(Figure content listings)

=====

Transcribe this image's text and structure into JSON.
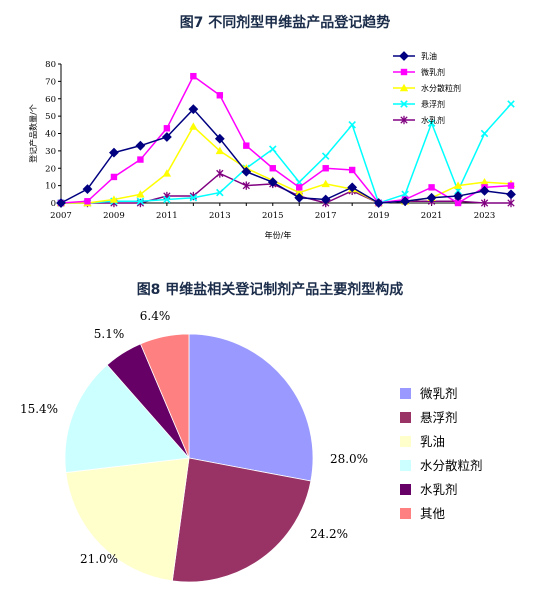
{
  "chart_data": [
    {
      "type": "line",
      "title": "图7 不同剂型甲维盐产品登记趋势",
      "xlabel": "年份/年",
      "ylabel": "登记产品数量/个",
      "x": [
        2007,
        2008,
        2009,
        2010,
        2011,
        2012,
        2013,
        2014,
        2015,
        2016,
        2017,
        2018,
        2019,
        2020,
        2021,
        2022,
        2023,
        2024
      ],
      "xticks": [
        "2007",
        "2009",
        "2011",
        "2013",
        "2015",
        "2017",
        "2019",
        "2021",
        "2023"
      ],
      "ylim": [
        0,
        80
      ],
      "yticks": [
        "0",
        "10",
        "20",
        "30",
        "40",
        "50",
        "60",
        "70",
        "80"
      ],
      "legend_position": "top-right",
      "series": [
        {
          "name": "乳油",
          "color": "#000080",
          "marker": "diamond",
          "values": [
            0,
            8,
            29,
            33,
            38,
            54,
            37,
            18,
            12,
            3,
            2,
            9,
            0,
            1,
            3,
            4,
            7,
            5
          ]
        },
        {
          "name": "微乳剂",
          "color": "#ff00ff",
          "marker": "square",
          "values": [
            0,
            1,
            15,
            25,
            43,
            73,
            62,
            33,
            20,
            9,
            20,
            19,
            0,
            2,
            9,
            0,
            9,
            10
          ]
        },
        {
          "name": "水分散粒剂",
          "color": "#ffff00",
          "marker": "triangle",
          "values": [
            0,
            0,
            2,
            5,
            17,
            44,
            30,
            20,
            13,
            6,
            11,
            8,
            0,
            1,
            3,
            10,
            12,
            11
          ]
        },
        {
          "name": "悬浮剂",
          "color": "#00ffff",
          "marker": "x",
          "values": [
            0,
            0,
            1,
            1,
            2,
            3,
            6,
            20,
            31,
            12,
            27,
            45,
            0,
            5,
            46,
            7,
            40,
            57
          ]
        },
        {
          "name": "水乳剂",
          "color": "#800080",
          "marker": "star",
          "values": [
            0,
            0,
            0,
            0,
            4,
            4,
            17,
            10,
            11,
            4,
            0,
            7,
            0,
            1,
            1,
            1,
            0,
            0
          ]
        }
      ]
    },
    {
      "type": "pie",
      "title": "图8 甲维盐相关登记制剂产品主要剂型构成",
      "legend_position": "right",
      "slices": [
        {
          "label": "微乳剂",
          "value": 28.0,
          "text": "28.0%",
          "color": "#9999ff"
        },
        {
          "label": "悬浮剂",
          "value": 24.2,
          "text": "24.2%",
          "color": "#993366"
        },
        {
          "label": "乳油",
          "value": 21.0,
          "text": "21.0%",
          "color": "#ffffcc"
        },
        {
          "label": "水分散粒剂",
          "value": 15.4,
          "text": "15.4%",
          "color": "#ccffff"
        },
        {
          "label": "水乳剂",
          "value": 5.1,
          "text": "5.1%",
          "color": "#660066"
        },
        {
          "label": "其他",
          "value": 6.4,
          "text": "6.4%",
          "color": "#ff8080"
        }
      ]
    }
  ]
}
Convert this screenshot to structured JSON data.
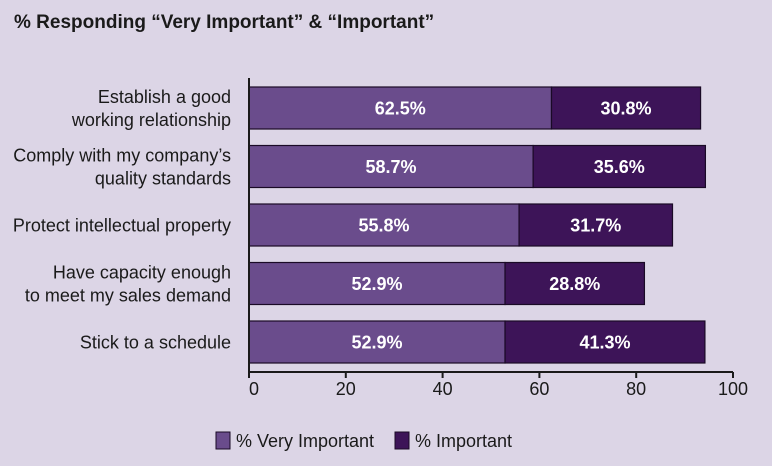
{
  "chart_data": {
    "type": "bar",
    "orientation": "horizontal",
    "stacked": true,
    "title": "% Responding “Very Important” & “Important”",
    "xlabel": "",
    "ylabel": "",
    "xlim": [
      0,
      100
    ],
    "x_ticks": [
      0,
      20,
      40,
      60,
      80,
      100
    ],
    "categories": [
      [
        "Establish a good",
        "working relationship"
      ],
      [
        "Comply with my company’s",
        "quality standards"
      ],
      [
        "Protect intellectual property"
      ],
      [
        "Have capacity enough",
        "to meet my sales demand"
      ],
      [
        "Stick to a schedule"
      ]
    ],
    "series": [
      {
        "name": "% Very Important",
        "color": "#6a4c8c",
        "values": [
          62.5,
          58.7,
          55.8,
          52.9,
          52.9
        ],
        "labels": [
          "62.5%",
          "58.7%",
          "55.8%",
          "52.9%",
          "52.9%"
        ]
      },
      {
        "name": "% Important",
        "color": "#3d1458",
        "values": [
          30.8,
          35.6,
          31.7,
          28.8,
          41.3
        ],
        "labels": [
          "30.8%",
          "35.6%",
          "31.7%",
          "28.8%",
          "41.3%"
        ]
      }
    ],
    "legend": "bottom-center",
    "grid": false
  }
}
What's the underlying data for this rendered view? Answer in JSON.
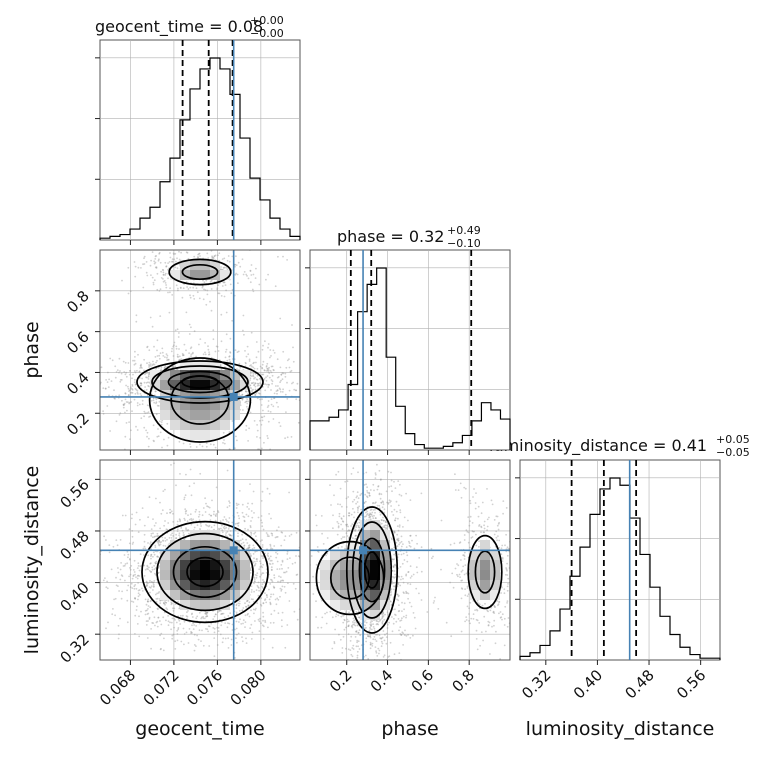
{
  "chart_data": {
    "type": "corner",
    "parameters": [
      {
        "name": "geocent_time",
        "label": "geocent_time",
        "range": [
          0.0652,
          0.0836
        ],
        "ticks": [
          "0.068",
          "0.072",
          "0.076",
          "0.080"
        ],
        "tick_values": [
          0.068,
          0.072,
          0.076,
          0.08
        ],
        "title_main": "geocent_time = 0.08",
        "title_plus": "+0.00",
        "title_minus": "−0.00",
        "quantiles": [
          0.0728,
          0.0752,
          0.0774
        ],
        "truth": 0.0775
      },
      {
        "name": "phase",
        "label": "phase",
        "range": [
          0.02,
          1.0
        ],
        "ticks": [
          "0.2",
          "0.4",
          "0.6",
          "0.8"
        ],
        "tick_values": [
          0.2,
          0.4,
          0.6,
          0.8
        ],
        "title_main": "phase = 0.32",
        "title_plus": "+0.49",
        "title_minus": "−0.10",
        "quantiles": [
          0.22,
          0.32,
          0.81
        ],
        "truth": 0.28
      },
      {
        "name": "luminosity_distance",
        "label": "luminosity_distance",
        "range": [
          0.28,
          0.59
        ],
        "ticks": [
          "0.32",
          "0.40",
          "0.48",
          "0.56"
        ],
        "tick_values": [
          0.32,
          0.4,
          0.48,
          0.56
        ],
        "title_main": "luminosity_distance = 0.41",
        "title_plus": "+0.05",
        "title_minus": "−0.05",
        "quantiles": [
          0.36,
          0.41,
          0.46
        ],
        "truth": 0.45
      }
    ],
    "histograms": {
      "geocent_time": [
        0.01,
        0.02,
        0.03,
        0.06,
        0.12,
        0.18,
        0.32,
        0.45,
        0.66,
        0.83,
        0.94,
        1.0,
        0.94,
        0.8,
        0.56,
        0.34,
        0.22,
        0.12,
        0.06,
        0.02
      ],
      "phase": [
        0.16,
        0.16,
        0.18,
        0.22,
        0.36,
        0.76,
        0.91,
        1.0,
        0.51,
        0.24,
        0.09,
        0.03,
        0.01,
        0.01,
        0.02,
        0.04,
        0.08,
        0.16,
        0.26,
        0.22,
        0.17
      ],
      "luminosity_distance": [
        0.02,
        0.04,
        0.08,
        0.16,
        0.28,
        0.46,
        0.62,
        0.8,
        0.94,
        1.0,
        0.96,
        0.78,
        0.58,
        0.4,
        0.24,
        0.14,
        0.07,
        0.03,
        0.01,
        0.01
      ]
    },
    "grid": true,
    "colors": {
      "truth": "#4682b4",
      "contour": "#000000",
      "samples": "#9a9a9a",
      "grid": "#b0b0b0"
    }
  }
}
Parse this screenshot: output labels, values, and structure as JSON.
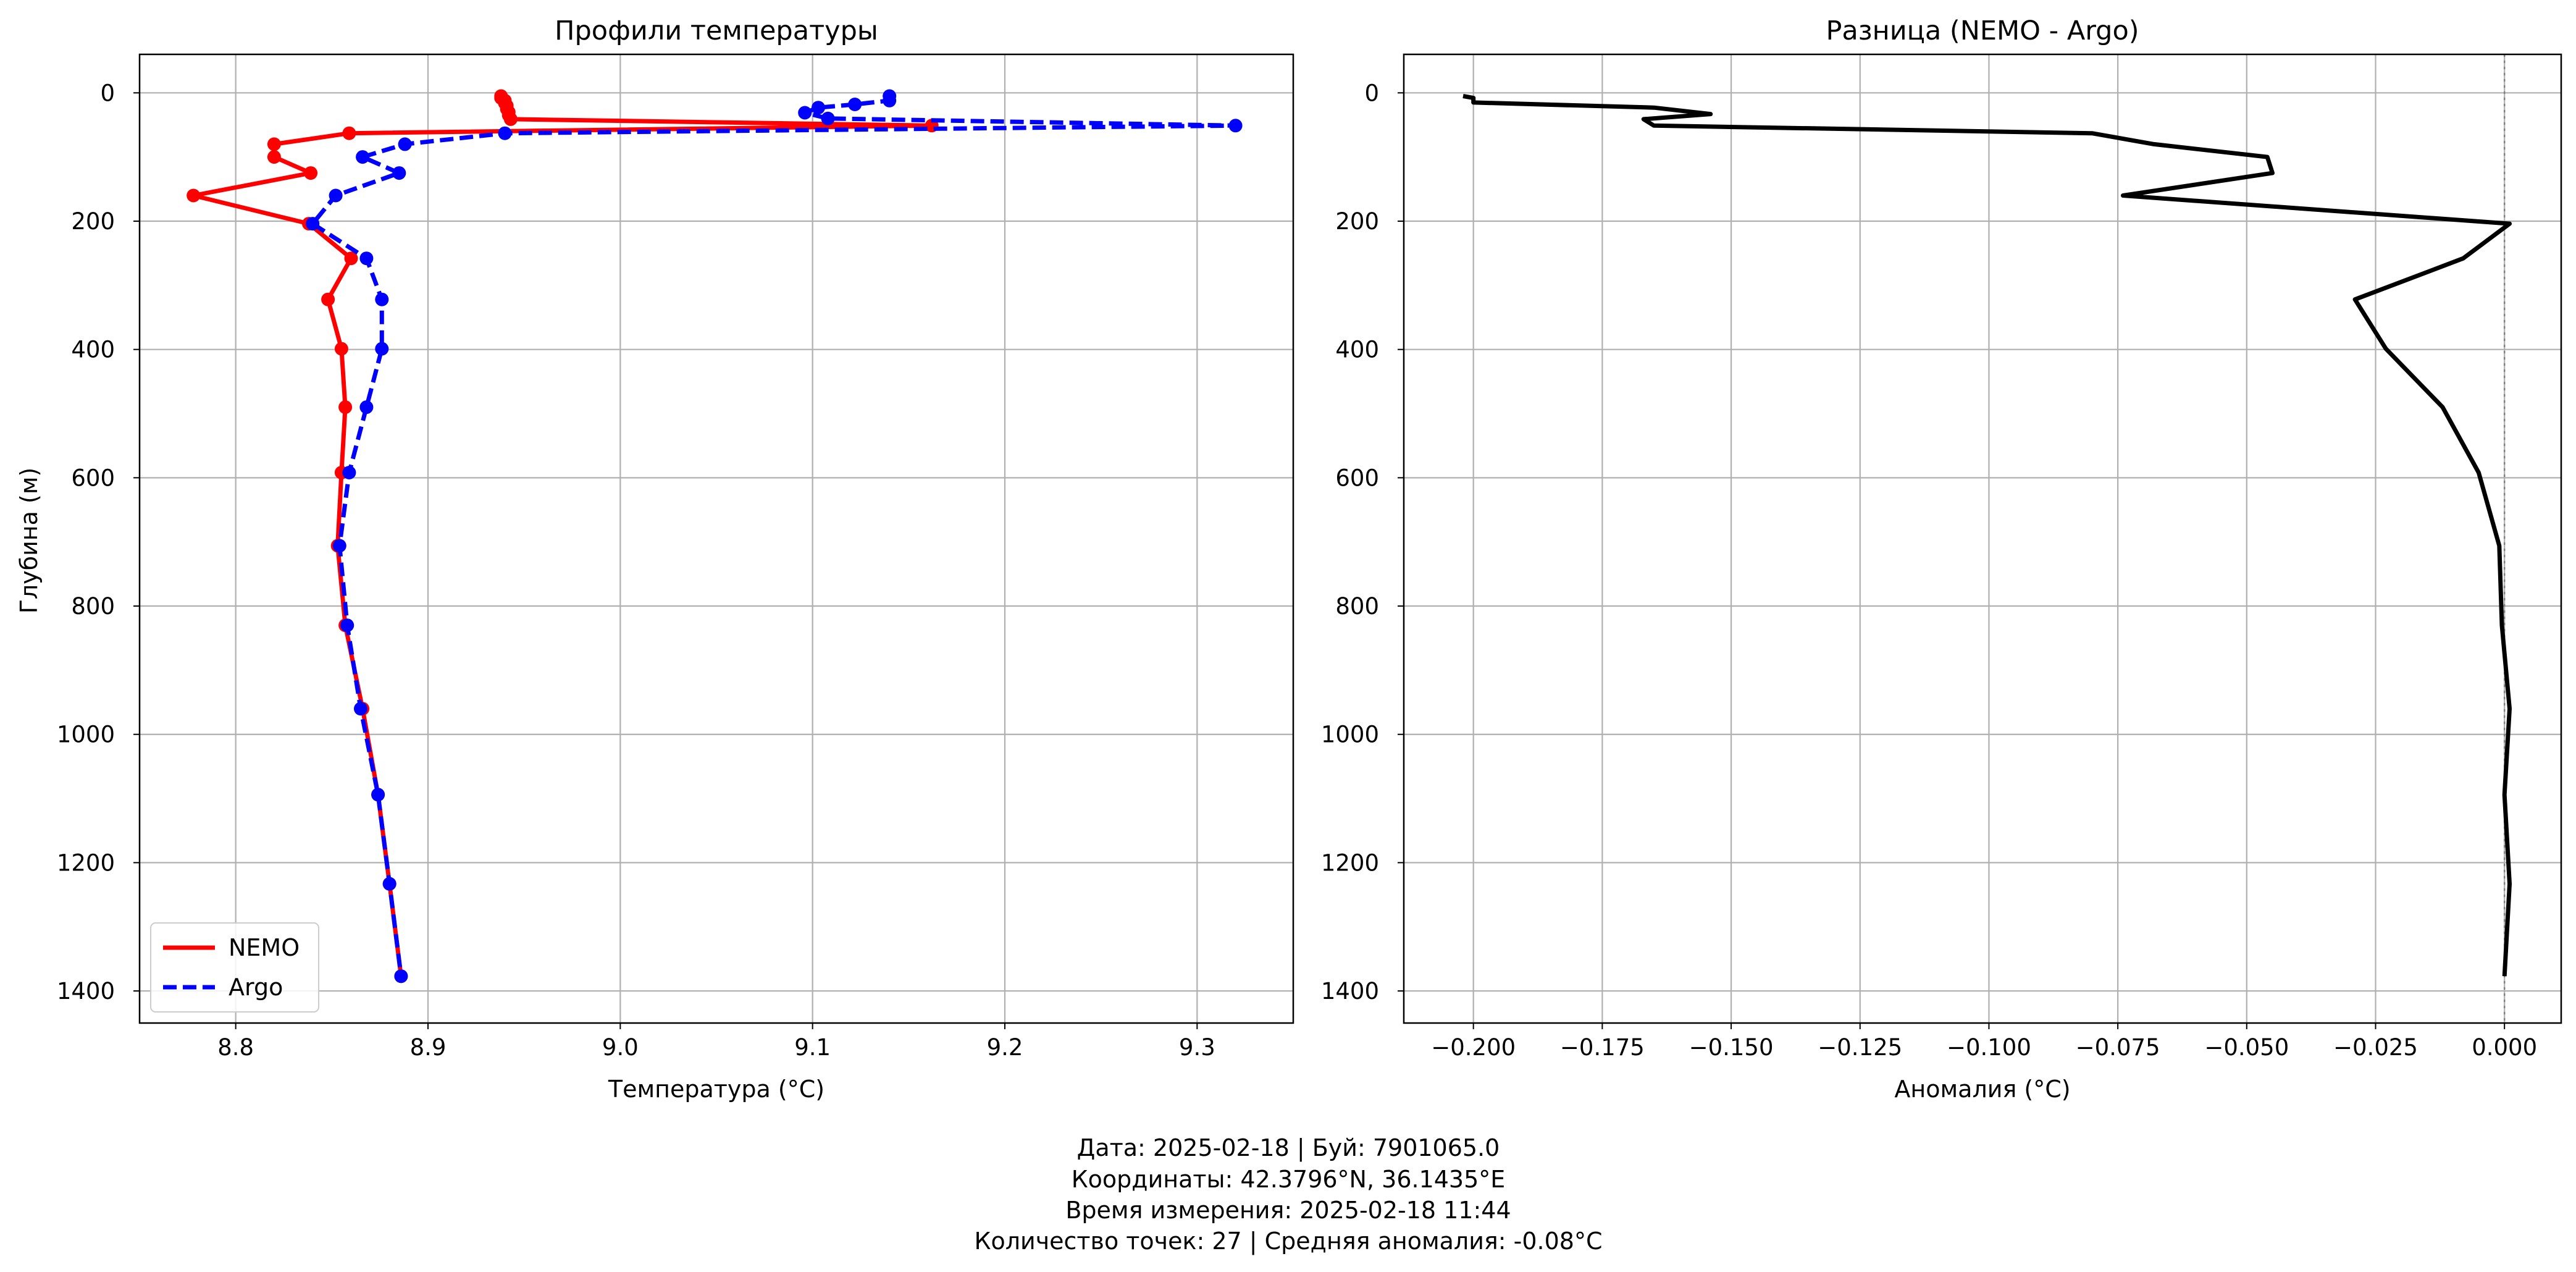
{
  "figure": {
    "footer": [
      "Дата: 2025-02-18 | Буй: 7901065.0",
      "Координаты: 42.3796°N, 36.1435°E",
      "Время измерения: 2025-02-18 11:44",
      "Количество точек: 27 | Средняя аномалия: -0.08°C"
    ]
  },
  "chart_data": [
    {
      "type": "line",
      "title": "Профили температуры",
      "xlabel": "Температура (°C)",
      "ylabel": "Глубина (м)",
      "xlim": [
        8.75,
        9.35
      ],
      "ylim": [
        1450,
        -60
      ],
      "y_inverted": true,
      "x_ticks": [
        8.8,
        8.9,
        9.0,
        9.1,
        9.2,
        9.3
      ],
      "x_tick_labels": [
        "8.8",
        "8.9",
        "9.0",
        "9.1",
        "9.2",
        "9.3"
      ],
      "y_ticks": [
        0,
        200,
        400,
        600,
        800,
        1000,
        1200,
        1400
      ],
      "y_tick_labels": [
        "0",
        "200",
        "400",
        "600",
        "800",
        "1000",
        "1200",
        "1400"
      ],
      "grid": true,
      "legend": "lower-left",
      "series": [
        {
          "name": "NEMO",
          "color": "#ff0000",
          "linestyle": "solid",
          "marker": "circle",
          "points": [
            [
              8.938,
              5
            ],
            [
              8.938,
              8
            ],
            [
              8.94,
              12
            ],
            [
              8.94,
              16
            ],
            [
              8.941,
              20
            ],
            [
              8.941,
              25
            ],
            [
              8.942,
              30
            ],
            [
              8.942,
              35
            ],
            [
              8.943,
              41
            ],
            [
              9.162,
              51
            ],
            [
              8.859,
              63
            ],
            [
              8.82,
              80
            ],
            [
              8.82,
              100
            ],
            [
              8.839,
              125
            ],
            [
              8.778,
              160
            ],
            [
              8.838,
              204
            ],
            [
              8.86,
              258
            ],
            [
              8.848,
              322
            ],
            [
              8.855,
              399
            ],
            [
              8.857,
              490
            ],
            [
              8.855,
              592
            ],
            [
              8.853,
              706
            ],
            [
              8.857,
              830
            ],
            [
              8.866,
              960
            ],
            [
              8.874,
              1094
            ],
            [
              8.88,
              1233
            ],
            [
              8.886,
              1377
            ]
          ]
        },
        {
          "name": "Argo",
          "color": "#0000ff",
          "linestyle": "dashed",
          "marker": "circle",
          "points": [
            [
              9.14,
              5
            ],
            [
              9.14,
              12
            ],
            [
              9.122,
              18
            ],
            [
              9.103,
              23
            ],
            [
              9.096,
              31
            ],
            [
              9.108,
              40
            ],
            [
              9.32,
              51
            ],
            [
              8.94,
              63
            ],
            [
              8.888,
              80
            ],
            [
              8.866,
              100
            ],
            [
              8.885,
              125
            ],
            [
              8.852,
              160
            ],
            [
              8.84,
              204
            ],
            [
              8.868,
              258
            ],
            [
              8.876,
              322
            ],
            [
              8.876,
              399
            ],
            [
              8.868,
              490
            ],
            [
              8.859,
              592
            ],
            [
              8.854,
              706
            ],
            [
              8.858,
              830
            ],
            [
              8.865,
              960
            ],
            [
              8.874,
              1094
            ],
            [
              8.88,
              1233
            ],
            [
              8.886,
              1377
            ]
          ]
        }
      ]
    },
    {
      "type": "line",
      "title": "Разница (NEMO - Argo)",
      "xlabel": "Аномалия (°C)",
      "ylabel": "",
      "xlim": [
        -0.2135,
        0.011
      ],
      "ylim": [
        1450,
        -60
      ],
      "y_inverted": true,
      "x_ticks": [
        -0.2,
        -0.175,
        -0.15,
        -0.125,
        -0.1,
        -0.075,
        -0.05,
        -0.025,
        0.0
      ],
      "x_tick_labels": [
        "−0.200",
        "−0.175",
        "−0.150",
        "−0.125",
        "−0.100",
        "−0.075",
        "−0.050",
        "−0.025",
        "0.000"
      ],
      "y_ticks": [
        0,
        200,
        400,
        600,
        800,
        1000,
        1200,
        1400
      ],
      "y_tick_labels": [
        "0",
        "200",
        "400",
        "600",
        "800",
        "1000",
        "1200",
        "1400"
      ],
      "grid": true,
      "reference_line": {
        "x": 0,
        "color": "#808080",
        "linestyle": "dotted"
      },
      "series": [
        {
          "name": "",
          "color": "#000000",
          "linestyle": "solid",
          "marker": "none",
          "points": [
            [
              -0.202,
              5
            ],
            [
              -0.2,
              8
            ],
            [
              -0.2,
              15
            ],
            [
              -0.165,
              23
            ],
            [
              -0.154,
              33
            ],
            [
              -0.167,
              41
            ],
            [
              -0.165,
              51
            ],
            [
              -0.08,
              63
            ],
            [
              -0.068,
              80
            ],
            [
              -0.046,
              100
            ],
            [
              -0.045,
              125
            ],
            [
              -0.074,
              160
            ],
            [
              0.001,
              204
            ],
            [
              -0.008,
              258
            ],
            [
              -0.029,
              322
            ],
            [
              -0.023,
              399
            ],
            [
              -0.012,
              490
            ],
            [
              -0.005,
              592
            ],
            [
              -0.001,
              706
            ],
            [
              -0.0005,
              830
            ],
            [
              0.001,
              960
            ],
            [
              0.0,
              1094
            ],
            [
              0.001,
              1233
            ],
            [
              0.0,
              1377
            ]
          ]
        }
      ]
    }
  ]
}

=====

-- Instruction --
Filter the entries down to the lines containing "right". Copy each of those lines.

-- Solution to this exercise --
      "legend_position": "top-right",
      "legend_position": "right",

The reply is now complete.